### Directions for this task
Copy out every line below word for word, changing nothing.

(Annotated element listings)
━━━━━━━━━━
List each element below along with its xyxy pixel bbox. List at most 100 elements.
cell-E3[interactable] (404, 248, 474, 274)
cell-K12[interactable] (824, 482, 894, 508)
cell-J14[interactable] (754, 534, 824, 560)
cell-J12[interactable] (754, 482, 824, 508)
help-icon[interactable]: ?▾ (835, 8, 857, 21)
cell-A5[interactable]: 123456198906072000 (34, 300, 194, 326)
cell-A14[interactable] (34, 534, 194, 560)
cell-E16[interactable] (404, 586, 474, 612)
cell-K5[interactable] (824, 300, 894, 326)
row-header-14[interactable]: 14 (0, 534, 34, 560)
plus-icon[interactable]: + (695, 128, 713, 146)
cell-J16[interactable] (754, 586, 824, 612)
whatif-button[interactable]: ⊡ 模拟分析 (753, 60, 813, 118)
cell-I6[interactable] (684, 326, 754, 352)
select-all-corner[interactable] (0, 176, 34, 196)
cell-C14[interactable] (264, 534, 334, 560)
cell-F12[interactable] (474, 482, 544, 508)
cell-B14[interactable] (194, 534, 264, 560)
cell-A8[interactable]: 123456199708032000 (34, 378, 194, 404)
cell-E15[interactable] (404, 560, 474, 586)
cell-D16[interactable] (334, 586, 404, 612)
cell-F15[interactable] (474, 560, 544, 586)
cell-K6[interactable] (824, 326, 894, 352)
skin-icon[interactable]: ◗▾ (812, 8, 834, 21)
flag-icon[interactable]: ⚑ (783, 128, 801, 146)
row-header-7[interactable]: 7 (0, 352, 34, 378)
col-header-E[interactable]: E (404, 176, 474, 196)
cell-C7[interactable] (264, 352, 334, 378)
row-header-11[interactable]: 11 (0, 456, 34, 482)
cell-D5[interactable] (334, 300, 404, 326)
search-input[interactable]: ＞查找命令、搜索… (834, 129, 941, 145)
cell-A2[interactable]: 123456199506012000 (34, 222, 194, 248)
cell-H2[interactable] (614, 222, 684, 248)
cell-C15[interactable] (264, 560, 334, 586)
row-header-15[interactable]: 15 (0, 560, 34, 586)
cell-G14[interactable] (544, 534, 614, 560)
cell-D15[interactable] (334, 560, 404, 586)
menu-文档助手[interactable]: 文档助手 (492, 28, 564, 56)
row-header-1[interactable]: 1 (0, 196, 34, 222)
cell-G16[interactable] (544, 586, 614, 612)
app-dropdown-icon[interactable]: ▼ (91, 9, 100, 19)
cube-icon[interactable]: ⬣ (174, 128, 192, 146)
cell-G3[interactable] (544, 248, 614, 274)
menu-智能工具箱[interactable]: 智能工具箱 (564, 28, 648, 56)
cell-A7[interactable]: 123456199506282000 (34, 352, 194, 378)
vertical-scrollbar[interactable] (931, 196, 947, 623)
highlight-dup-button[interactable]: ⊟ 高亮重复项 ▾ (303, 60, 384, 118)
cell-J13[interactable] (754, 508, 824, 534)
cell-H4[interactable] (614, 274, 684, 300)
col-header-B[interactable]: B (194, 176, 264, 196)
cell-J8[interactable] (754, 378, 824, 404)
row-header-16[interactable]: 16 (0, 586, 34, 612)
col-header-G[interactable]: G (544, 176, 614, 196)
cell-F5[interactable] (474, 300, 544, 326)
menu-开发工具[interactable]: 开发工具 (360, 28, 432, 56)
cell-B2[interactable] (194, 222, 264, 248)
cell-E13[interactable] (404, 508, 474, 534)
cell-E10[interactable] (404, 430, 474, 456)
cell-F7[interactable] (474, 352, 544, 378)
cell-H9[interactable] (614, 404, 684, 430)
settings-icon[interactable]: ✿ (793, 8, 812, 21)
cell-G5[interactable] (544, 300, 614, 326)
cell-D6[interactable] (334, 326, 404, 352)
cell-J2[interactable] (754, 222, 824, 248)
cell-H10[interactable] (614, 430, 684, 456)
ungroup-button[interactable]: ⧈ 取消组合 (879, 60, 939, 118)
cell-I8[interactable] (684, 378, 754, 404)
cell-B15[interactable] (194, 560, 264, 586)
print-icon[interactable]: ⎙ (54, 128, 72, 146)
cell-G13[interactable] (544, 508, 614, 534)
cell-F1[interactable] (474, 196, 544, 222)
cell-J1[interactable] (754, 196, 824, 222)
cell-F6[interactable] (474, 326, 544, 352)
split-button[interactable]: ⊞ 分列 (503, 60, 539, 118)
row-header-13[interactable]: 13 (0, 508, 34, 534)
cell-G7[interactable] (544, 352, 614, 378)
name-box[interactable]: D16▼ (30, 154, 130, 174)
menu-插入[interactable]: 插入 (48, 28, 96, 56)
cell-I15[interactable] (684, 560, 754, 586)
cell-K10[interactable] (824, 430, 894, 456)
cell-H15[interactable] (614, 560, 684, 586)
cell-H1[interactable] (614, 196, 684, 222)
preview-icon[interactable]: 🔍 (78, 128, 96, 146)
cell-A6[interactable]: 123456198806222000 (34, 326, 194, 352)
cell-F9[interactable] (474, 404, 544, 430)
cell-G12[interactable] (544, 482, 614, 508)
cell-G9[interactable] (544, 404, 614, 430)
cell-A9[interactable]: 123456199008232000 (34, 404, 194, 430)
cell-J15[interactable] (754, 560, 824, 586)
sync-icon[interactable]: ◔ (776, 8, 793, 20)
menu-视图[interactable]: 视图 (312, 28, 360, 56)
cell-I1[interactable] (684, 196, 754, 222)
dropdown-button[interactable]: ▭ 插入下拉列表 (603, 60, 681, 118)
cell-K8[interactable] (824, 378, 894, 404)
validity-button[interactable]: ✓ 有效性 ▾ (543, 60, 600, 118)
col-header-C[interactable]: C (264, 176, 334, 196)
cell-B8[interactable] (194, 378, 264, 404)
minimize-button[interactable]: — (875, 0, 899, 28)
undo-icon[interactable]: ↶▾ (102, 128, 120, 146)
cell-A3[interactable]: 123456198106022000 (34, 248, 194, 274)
━━━━━━━━━━
### Result below
List each element below along with its xyxy pixel bbox. List at most 100 elements.
cell-E3[interactable] (404, 248, 474, 274)
cell-K12[interactable] (824, 482, 894, 508)
cell-J14[interactable] (754, 534, 824, 560)
cell-J12[interactable] (754, 482, 824, 508)
help-icon[interactable]: ?▾ (835, 8, 857, 21)
cell-A5[interactable]: 123456198906072000 (34, 300, 194, 326)
cell-A14[interactable] (34, 534, 194, 560)
cell-E16[interactable] (404, 586, 474, 612)
cell-K5[interactable] (824, 300, 894, 326)
row-header-14[interactable]: 14 (0, 534, 34, 560)
plus-icon[interactable]: + (695, 128, 713, 146)
cell-J16[interactable] (754, 586, 824, 612)
whatif-button[interactable]: ⊡ 模拟分析 (753, 60, 813, 118)
cell-I6[interactable] (684, 326, 754, 352)
select-all-corner[interactable] (0, 176, 34, 196)
cell-C14[interactable] (264, 534, 334, 560)
cell-F12[interactable] (474, 482, 544, 508)
cell-B14[interactable] (194, 534, 264, 560)
cell-A8[interactable]: 123456199708032000 (34, 378, 194, 404)
cell-E15[interactable] (404, 560, 474, 586)
cell-D16[interactable] (334, 586, 404, 612)
cell-F15[interactable] (474, 560, 544, 586)
cell-K6[interactable] (824, 326, 894, 352)
skin-icon[interactable]: ◗▾ (812, 8, 834, 21)
flag-icon[interactable]: ⚑ (783, 128, 801, 146)
row-header-7[interactable]: 7 (0, 352, 34, 378)
col-header-E[interactable]: E (404, 176, 474, 196)
cell-C7[interactable] (264, 352, 334, 378)
row-header-11[interactable]: 11 (0, 456, 34, 482)
cell-D5[interactable] (334, 300, 404, 326)
search-input[interactable]: ＞查找命令、搜索… (834, 129, 941, 145)
cell-A2[interactable]: 123456199506012000 (34, 222, 194, 248)
cell-H2[interactable] (614, 222, 684, 248)
cell-C15[interactable] (264, 560, 334, 586)
row-header-15[interactable]: 15 (0, 560, 34, 586)
cell-G14[interactable] (544, 534, 614, 560)
cell-D15[interactable] (334, 560, 404, 586)
menu-文档助手[interactable]: 文档助手 (492, 28, 564, 56)
row-header-1[interactable]: 1 (0, 196, 34, 222)
cell-G16[interactable] (544, 586, 614, 612)
app-dropdown-icon[interactable]: ▼ (91, 9, 100, 19)
cube-icon[interactable]: ⬣ (174, 128, 192, 146)
cell-G3[interactable] (544, 248, 614, 274)
menu-智能工具箱[interactable]: 智能工具箱 (564, 28, 648, 56)
cell-A7[interactable]: 123456199506282000 (34, 352, 194, 378)
vertical-scrollbar[interactable] (931, 196, 947, 623)
highlight-dup-button[interactable]: ⊟ 高亮重复项 ▾ (303, 60, 384, 118)
cell-J13[interactable] (754, 508, 824, 534)
cell-H4[interactable] (614, 274, 684, 300)
col-header-B[interactable]: B (194, 176, 264, 196)
cell-J8[interactable] (754, 378, 824, 404)
row-header-16[interactable]: 16 (0, 586, 34, 612)
col-header-G[interactable]: G (544, 176, 614, 196)
cell-F5[interactable] (474, 300, 544, 326)
menu-开发工具[interactable]: 开发工具 (360, 28, 432, 56)
cell-B2[interactable] (194, 222, 264, 248)
cell-E13[interactable] (404, 508, 474, 534)
cell-E10[interactable] (404, 430, 474, 456)
cell-F7[interactable] (474, 352, 544, 378)
cell-H9[interactable] (614, 404, 684, 430)
settings-icon[interactable]: ✿ (793, 8, 812, 21)
cell-G5[interactable] (544, 300, 614, 326)
cell-D6[interactable] (334, 326, 404, 352)
cell-J2[interactable] (754, 222, 824, 248)
cell-H10[interactable] (614, 430, 684, 456)
ungroup-button[interactable]: ⧈ 取消组合 (879, 60, 939, 118)
cell-I8[interactable] (684, 378, 754, 404)
cell-B15[interactable] (194, 560, 264, 586)
print-icon[interactable]: ⎙ (54, 128, 72, 146)
cell-G13[interactable] (544, 508, 614, 534)
cell-F1[interactable] (474, 196, 544, 222)
cell-J1[interactable] (754, 196, 824, 222)
cell-F6[interactable] (474, 326, 544, 352)
split-button[interactable]: ⊞ 分列 (503, 60, 539, 118)
row-header-13[interactable]: 13 (0, 508, 34, 534)
cell-G7[interactable] (544, 352, 614, 378)
name-box[interactable]: D16▼ (30, 154, 130, 174)
menu-插入[interactable]: 插入 (48, 28, 96, 56)
cell-I15[interactable] (684, 560, 754, 586)
cell-K10[interactable] (824, 430, 894, 456)
cell-H15[interactable] (614, 560, 684, 586)
cell-H1[interactable] (614, 196, 684, 222)
preview-icon[interactable]: 🔍 (78, 128, 96, 146)
cell-A6[interactable]: 123456198806222000 (34, 326, 194, 352)
cell-F9[interactable] (474, 404, 544, 430)
cell-G12[interactable] (544, 482, 614, 508)
cell-G9[interactable] (544, 404, 614, 430)
cell-A9[interactable]: 123456199008232000 (34, 404, 194, 430)
cell-J15[interactable] (754, 560, 824, 586)
sync-icon[interactable]: ◔ (776, 8, 793, 20)
menu-视图[interactable]: 视图 (312, 28, 360, 56)
cell-I1[interactable] (684, 196, 754, 222)
dropdown-button[interactable]: ▭ 插入下拉列表 (603, 60, 681, 118)
cell-K8[interactable] (824, 378, 894, 404)
validity-button[interactable]: ✓ 有效性 ▾ (543, 60, 600, 118)
col-header-C[interactable]: C (264, 176, 334, 196)
cell-B8[interactable] (194, 378, 264, 404)
minimize-button[interactable]: — (875, 0, 899, 28)
undo-icon[interactable]: ↶▾ (102, 128, 120, 146)
cell-A3[interactable]: 123456198106022000 (34, 248, 194, 274)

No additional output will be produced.